▶ **ENTRIES SUPPLIED**:

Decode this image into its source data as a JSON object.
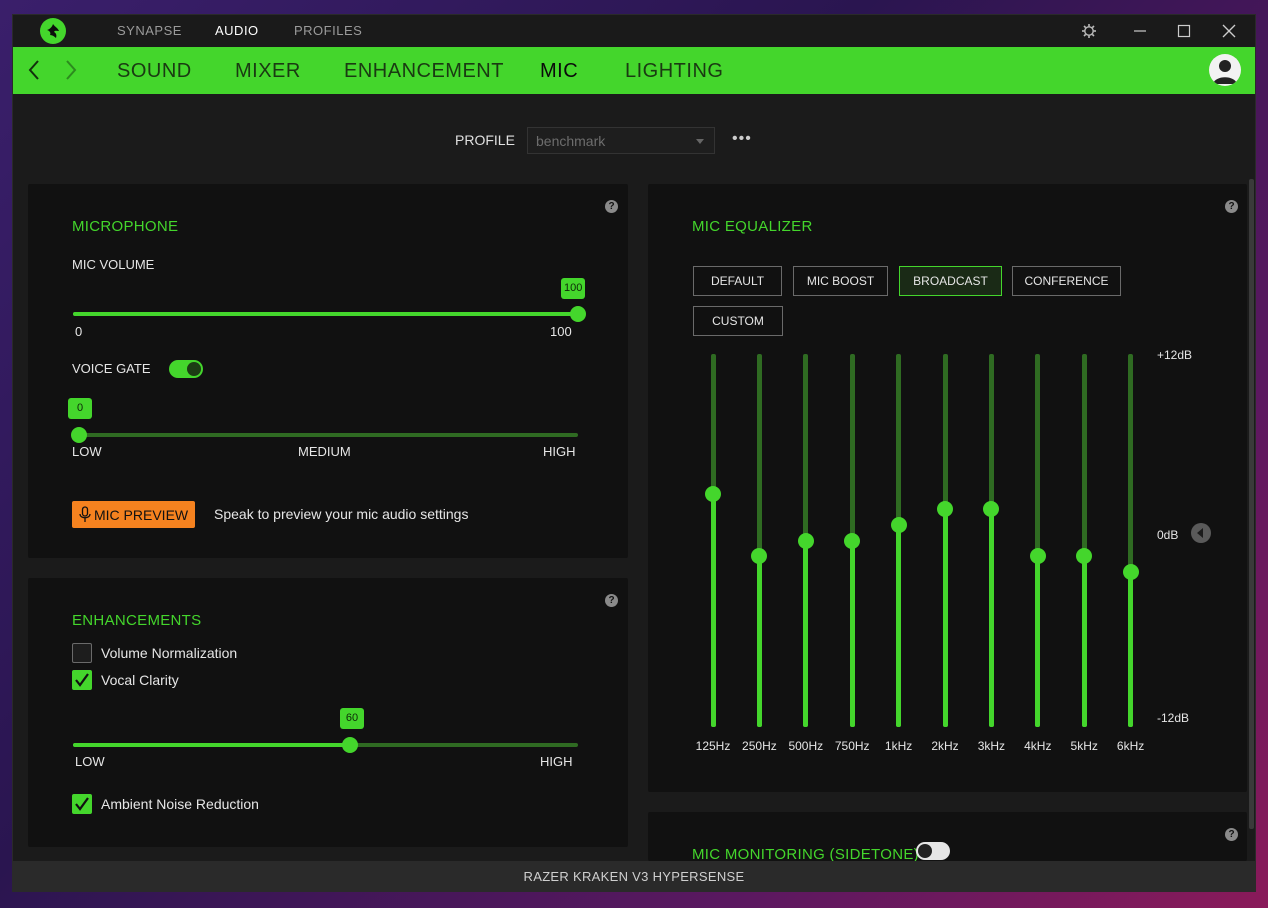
{
  "titlebar": {
    "tabs": [
      {
        "label": "SYNAPSE",
        "active": false
      },
      {
        "label": "AUDIO",
        "active": true
      },
      {
        "label": "PROFILES",
        "active": false
      }
    ]
  },
  "navbar": {
    "tabs": [
      {
        "label": "SOUND",
        "active": false
      },
      {
        "label": "MIXER",
        "active": false
      },
      {
        "label": "ENHANCEMENT",
        "active": false
      },
      {
        "label": "MIC",
        "active": true
      },
      {
        "label": "LIGHTING",
        "active": false
      }
    ]
  },
  "profile": {
    "label": "PROFILE",
    "selected": "benchmark",
    "more_label": "•••"
  },
  "microphone": {
    "title": "MICROPHONE",
    "help": "?",
    "mic_volume": {
      "label": "MIC VOLUME",
      "value": 100,
      "value_label": "100",
      "min_label": "0",
      "max_label": "100"
    },
    "voice_gate": {
      "label": "VOICE GATE",
      "enabled": true,
      "value": 0,
      "value_label": "0",
      "low_label": "LOW",
      "medium_label": "MEDIUM",
      "high_label": "HIGH"
    },
    "preview": {
      "button_label": "MIC PREVIEW",
      "hint": "Speak to preview your mic audio settings"
    }
  },
  "enhancements": {
    "title": "ENHANCEMENTS",
    "help": "?",
    "volume_normalization": {
      "label": "Volume Normalization",
      "checked": false
    },
    "vocal_clarity": {
      "label": "Vocal Clarity",
      "checked": true,
      "value": 60,
      "value_label": "60",
      "low_label": "LOW",
      "high_label": "HIGH"
    },
    "ambient_noise_reduction": {
      "label": "Ambient Noise Reduction",
      "checked": true
    }
  },
  "equalizer": {
    "title": "MIC EQUALIZER",
    "help": "?",
    "presets": [
      {
        "label": "DEFAULT",
        "active": false
      },
      {
        "label": "MIC BOOST",
        "active": false
      },
      {
        "label": "BROADCAST",
        "active": true
      },
      {
        "label": "CONFERENCE",
        "active": false
      },
      {
        "label": "CUSTOM",
        "active": false
      }
    ],
    "db_labels": {
      "top": "+12dB",
      "mid": "0dB",
      "bottom": "-12dB"
    },
    "bands": [
      {
        "freq": "125Hz",
        "gain_db": 3
      },
      {
        "freq": "250Hz",
        "gain_db": -1
      },
      {
        "freq": "500Hz",
        "gain_db": 0
      },
      {
        "freq": "750Hz",
        "gain_db": 0
      },
      {
        "freq": "1kHz",
        "gain_db": 1
      },
      {
        "freq": "2kHz",
        "gain_db": 2
      },
      {
        "freq": "3kHz",
        "gain_db": 2
      },
      {
        "freq": "4kHz",
        "gain_db": -1
      },
      {
        "freq": "5kHz",
        "gain_db": -1
      },
      {
        "freq": "6kHz",
        "gain_db": -2
      }
    ]
  },
  "mic_monitoring": {
    "title": "MIC MONITORING (SIDETONE)",
    "enabled": false,
    "help": "?"
  },
  "footer": {
    "device": "RAZER KRAKEN V3 HYPERSENSE"
  },
  "colors": {
    "accent": "#44d62c",
    "preview_button": "#f5821f",
    "panel": "#111111",
    "background": "#1b1b1b"
  }
}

▶ **GIVEN EXERCISE**: Reproduce the listing above exactly, excluding all pictures.

▶ **COMPLETE ANSWER**:
Decode this image into its source data as a JSON object.
{
  "titlebar": {
    "tabs": [
      {
        "label": "SYNAPSE",
        "active": false
      },
      {
        "label": "AUDIO",
        "active": true
      },
      {
        "label": "PROFILES",
        "active": false
      }
    ]
  },
  "navbar": {
    "tabs": [
      {
        "label": "SOUND",
        "active": false
      },
      {
        "label": "MIXER",
        "active": false
      },
      {
        "label": "ENHANCEMENT",
        "active": false
      },
      {
        "label": "MIC",
        "active": true
      },
      {
        "label": "LIGHTING",
        "active": false
      }
    ]
  },
  "profile": {
    "label": "PROFILE",
    "selected": "benchmark",
    "more_label": "•••"
  },
  "microphone": {
    "title": "MICROPHONE",
    "help": "?",
    "mic_volume": {
      "label": "MIC VOLUME",
      "value": 100,
      "value_label": "100",
      "min_label": "0",
      "max_label": "100"
    },
    "voice_gate": {
      "label": "VOICE GATE",
      "enabled": true,
      "value": 0,
      "value_label": "0",
      "low_label": "LOW",
      "medium_label": "MEDIUM",
      "high_label": "HIGH"
    },
    "preview": {
      "button_label": "MIC PREVIEW",
      "hint": "Speak to preview your mic audio settings"
    }
  },
  "enhancements": {
    "title": "ENHANCEMENTS",
    "help": "?",
    "volume_normalization": {
      "label": "Volume Normalization",
      "checked": false
    },
    "vocal_clarity": {
      "label": "Vocal Clarity",
      "checked": true,
      "value": 60,
      "value_label": "60",
      "low_label": "LOW",
      "high_label": "HIGH"
    },
    "ambient_noise_reduction": {
      "label": "Ambient Noise Reduction",
      "checked": true
    }
  },
  "equalizer": {
    "title": "MIC EQUALIZER",
    "help": "?",
    "presets": [
      {
        "label": "DEFAULT",
        "active": false
      },
      {
        "label": "MIC BOOST",
        "active": false
      },
      {
        "label": "BROADCAST",
        "active": true
      },
      {
        "label": "CONFERENCE",
        "active": false
      },
      {
        "label": "CUSTOM",
        "active": false
      }
    ],
    "db_labels": {
      "top": "+12dB",
      "mid": "0dB",
      "bottom": "-12dB"
    },
    "bands": [
      {
        "freq": "125Hz",
        "gain_db": 3
      },
      {
        "freq": "250Hz",
        "gain_db": -1
      },
      {
        "freq": "500Hz",
        "gain_db": 0
      },
      {
        "freq": "750Hz",
        "gain_db": 0
      },
      {
        "freq": "1kHz",
        "gain_db": 1
      },
      {
        "freq": "2kHz",
        "gain_db": 2
      },
      {
        "freq": "3kHz",
        "gain_db": 2
      },
      {
        "freq": "4kHz",
        "gain_db": -1
      },
      {
        "freq": "5kHz",
        "gain_db": -1
      },
      {
        "freq": "6kHz",
        "gain_db": -2
      }
    ]
  },
  "mic_monitoring": {
    "title": "MIC MONITORING (SIDETONE)",
    "enabled": false,
    "help": "?"
  },
  "footer": {
    "device": "RAZER KRAKEN V3 HYPERSENSE"
  },
  "colors": {
    "accent": "#44d62c",
    "preview_button": "#f5821f",
    "panel": "#111111",
    "background": "#1b1b1b"
  }
}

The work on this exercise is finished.